**AIM**:
Give every entry again, word for word.

**INPUT FOR THIS TASK**:
⟨

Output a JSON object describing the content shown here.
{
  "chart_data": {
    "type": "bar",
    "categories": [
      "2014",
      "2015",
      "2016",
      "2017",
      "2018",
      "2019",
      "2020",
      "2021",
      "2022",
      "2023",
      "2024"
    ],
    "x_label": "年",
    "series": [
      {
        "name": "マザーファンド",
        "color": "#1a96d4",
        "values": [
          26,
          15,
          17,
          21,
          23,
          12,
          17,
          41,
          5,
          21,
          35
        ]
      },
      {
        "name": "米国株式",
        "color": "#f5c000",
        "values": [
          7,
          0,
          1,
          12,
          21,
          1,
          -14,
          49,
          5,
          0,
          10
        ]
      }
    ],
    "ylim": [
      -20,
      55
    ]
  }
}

⟩

**TASK OUTPUT**:
Output a JSON object describing the content shown here.
{
  "chart_data": {
    "type": "bar",
    "categories": [
      "2014",
      "2015",
      "2016",
      "2017",
      "2018",
      "2019",
      "2020",
      "2021",
      "2022",
      "2023",
      "2024"
    ],
    "x_label": "年",
    "series": [
      {
        "name": "マザーファンド",
        "color": "#1a96d4",
        "values": [
          26,
          15,
          17,
          21,
          23,
          12,
          17,
          41,
          5,
          21,
          35
        ]
      },
      {
        "name": "米国株式",
        "color": "#f5c000",
        "values": [
          7,
          0,
          1,
          12,
          21,
          1,
          -14,
          49,
          5,
          0,
          10
        ]
      }
    ],
    "ylim": [
      -20,
      55
    ]
  }
}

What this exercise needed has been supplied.